[SUPPLIED INFORMATION Boundary: Start]

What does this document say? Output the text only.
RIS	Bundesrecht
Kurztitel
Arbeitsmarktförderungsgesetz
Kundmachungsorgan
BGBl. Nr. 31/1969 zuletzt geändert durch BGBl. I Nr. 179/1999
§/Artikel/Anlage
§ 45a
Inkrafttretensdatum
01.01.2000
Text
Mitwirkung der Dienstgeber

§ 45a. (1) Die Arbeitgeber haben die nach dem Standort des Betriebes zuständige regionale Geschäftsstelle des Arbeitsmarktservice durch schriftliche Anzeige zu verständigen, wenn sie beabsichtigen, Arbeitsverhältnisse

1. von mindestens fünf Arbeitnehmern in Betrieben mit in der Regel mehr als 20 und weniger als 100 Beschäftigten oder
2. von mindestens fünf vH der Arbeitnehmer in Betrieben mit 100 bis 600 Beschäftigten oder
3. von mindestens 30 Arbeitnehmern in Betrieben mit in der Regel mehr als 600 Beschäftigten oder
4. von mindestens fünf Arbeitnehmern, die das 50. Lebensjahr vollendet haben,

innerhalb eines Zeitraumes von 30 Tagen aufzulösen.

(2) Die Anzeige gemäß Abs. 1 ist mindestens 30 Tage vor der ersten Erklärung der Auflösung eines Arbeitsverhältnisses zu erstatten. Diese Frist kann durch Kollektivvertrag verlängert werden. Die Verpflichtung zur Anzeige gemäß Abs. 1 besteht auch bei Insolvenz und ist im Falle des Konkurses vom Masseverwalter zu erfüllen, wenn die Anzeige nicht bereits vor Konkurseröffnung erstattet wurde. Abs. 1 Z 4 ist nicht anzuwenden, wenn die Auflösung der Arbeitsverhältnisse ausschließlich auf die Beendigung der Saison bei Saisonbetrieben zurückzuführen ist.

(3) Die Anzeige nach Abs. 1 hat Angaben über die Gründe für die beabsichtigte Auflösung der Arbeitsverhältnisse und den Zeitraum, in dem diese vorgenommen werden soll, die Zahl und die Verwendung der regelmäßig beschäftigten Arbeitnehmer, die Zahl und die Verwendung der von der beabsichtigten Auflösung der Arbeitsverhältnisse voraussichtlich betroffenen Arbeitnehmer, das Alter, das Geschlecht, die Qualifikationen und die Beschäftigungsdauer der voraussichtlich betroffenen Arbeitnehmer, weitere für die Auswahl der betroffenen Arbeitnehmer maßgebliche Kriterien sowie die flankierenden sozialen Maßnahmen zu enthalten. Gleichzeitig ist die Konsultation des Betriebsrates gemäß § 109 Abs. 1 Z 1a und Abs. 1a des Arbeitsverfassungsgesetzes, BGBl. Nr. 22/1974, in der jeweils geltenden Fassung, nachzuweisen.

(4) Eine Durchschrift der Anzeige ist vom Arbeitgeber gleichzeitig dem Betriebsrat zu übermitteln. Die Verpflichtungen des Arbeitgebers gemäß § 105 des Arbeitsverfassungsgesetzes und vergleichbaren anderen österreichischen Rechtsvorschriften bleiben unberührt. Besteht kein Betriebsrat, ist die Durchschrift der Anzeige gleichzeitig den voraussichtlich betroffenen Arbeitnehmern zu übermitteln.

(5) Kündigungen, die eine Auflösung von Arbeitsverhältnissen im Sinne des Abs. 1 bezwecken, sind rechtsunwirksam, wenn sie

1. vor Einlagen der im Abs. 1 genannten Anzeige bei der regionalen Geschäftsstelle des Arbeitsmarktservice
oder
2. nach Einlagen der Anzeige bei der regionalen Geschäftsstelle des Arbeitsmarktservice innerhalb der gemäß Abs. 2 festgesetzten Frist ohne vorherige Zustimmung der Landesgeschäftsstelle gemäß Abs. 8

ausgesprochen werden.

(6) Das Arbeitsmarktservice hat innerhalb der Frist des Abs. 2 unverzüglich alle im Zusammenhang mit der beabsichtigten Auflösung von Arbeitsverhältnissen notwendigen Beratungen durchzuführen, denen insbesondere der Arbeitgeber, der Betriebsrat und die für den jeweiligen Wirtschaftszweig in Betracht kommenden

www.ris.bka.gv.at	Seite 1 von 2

[SUPPLIED INFORMATION Boundary: End]

## WORK TO BE COMPLETED
The entries shown above should be copied out word for word.

## EXERCISE OUTPUT
What does this document say? Output the text only.
RIS	Bundesrecht
Kurztitel
Arbeitsmarktförderungsgesetz
Kundmachungsorgan
BGBl. Nr. 31/1969 zuletzt geändert durch BGBl. I Nr. 179/1999
§/Artikel/Anlage
§ 45a
Inkrafttretensdatum
01.01.2000
Text
Mitwirkung der Dienstgeber

§ 45a. (1) Die Arbeitgeber haben die nach dem Standort des Betriebes zuständige regionale Geschäftsstelle des Arbeitsmarktservice durch schriftliche Anzeige zu verständigen, wenn sie beabsichtigen, Arbeitsverhältnisse

1. von mindestens fünf Arbeitnehmern in Betrieben mit in der Regel mehr als 20 und weniger als 100 Beschäftigten oder
2. von mindestens fünf vH der Arbeitnehmer in Betrieben mit 100 bis 600 Beschäftigten oder
3. von mindestens 30 Arbeitnehmern in Betrieben mit in der Regel mehr als 600 Beschäftigten oder
4. von mindestens fünf Arbeitnehmern, die das 50. Lebensjahr vollendet haben,

innerhalb eines Zeitraumes von 30 Tagen aufzulösen.

(2) Die Anzeige gemäß Abs. 1 ist mindestens 30 Tage vor der ersten Erklärung der Auflösung eines Arbeitsverhältnisses zu erstatten. Diese Frist kann durch Kollektivvertrag verlängert werden. Die Verpflichtung zur Anzeige gemäß Abs. 1 besteht auch bei Insolvenz und ist im Falle des Konkurses vom Masseverwalter zu erfüllen, wenn die Anzeige nicht bereits vor Konkurseröffnung erstattet wurde. Abs. 1 Z 4 ist nicht anzuwenden, wenn die Auflösung der Arbeitsverhältnisse ausschließlich auf die Beendigung der Saison bei Saisonbetrieben zurückzuführen ist.

(3) Die Anzeige nach Abs. 1 hat Angaben über die Gründe für die beabsichtigte Auflösung der Arbeitsverhältnisse und den Zeitraum, in dem diese vorgenommen werden soll, die Zahl und die Verwendung der regelmäßig beschäftigten Arbeitnehmer, die Zahl und die Verwendung der von der beabsichtigten Auflösung der Arbeitsverhältnisse voraussichtlich betroffenen Arbeitnehmer, das Alter, das Geschlecht, die Qualifikationen und die Beschäftigungsdauer der voraussichtlich betroffenen Arbeitnehmer, weitere für die Auswahl der betroffenen Arbeitnehmer maßgebliche Kriterien sowie die flankierenden sozialen Maßnahmen zu enthalten. Gleichzeitig ist die Konsultation des Betriebsrates gemäß § 109 Abs. 1 Z 1a und Abs. 1a des Arbeitsverfassungsgesetzes, BGBl. Nr. 22/1974, in der jeweils geltenden Fassung, nachzuweisen.

(4) Eine Durchschrift der Anzeige ist vom Arbeitgeber gleichzeitig dem Betriebsrat zu übermitteln. Die Verpflichtungen des Arbeitgebers gemäß § 105 des Arbeitsverfassungsgesetzes und vergleichbaren anderen österreichischen Rechtsvorschriften bleiben unberührt. Besteht kein Betriebsrat, ist die Durchschrift der Anzeige gleichzeitig den voraussichtlich betroffenen Arbeitnehmern zu übermitteln.

(5) Kündigungen, die eine Auflösung von Arbeitsverhältnissen im Sinne des Abs. 1 bezwecken, sind rechtsunwirksam, wenn sie

1. vor Einlagen der im Abs. 1 genannten Anzeige bei der regionalen Geschäftsstelle des Arbeitsmarktservice
oder
2. nach Einlagen der Anzeige bei der regionalen Geschäftsstelle des Arbeitsmarktservice innerhalb der gemäß Abs. 2 festgesetzten Frist ohne vorherige Zustimmung der Landesgeschäftsstelle gemäß Abs. 8

ausgesprochen werden.

(6) Das Arbeitsmarktservice hat innerhalb der Frist des Abs. 2 unverzüglich alle im Zusammenhang mit der beabsichtigten Auflösung von Arbeitsverhältnissen notwendigen Beratungen durchzuführen, denen insbesondere der Arbeitgeber, der Betriebsrat und die für den jeweiligen Wirtschaftszweig in Betracht kommenden

www.ris.bka.gv.at	Seite 1 von 2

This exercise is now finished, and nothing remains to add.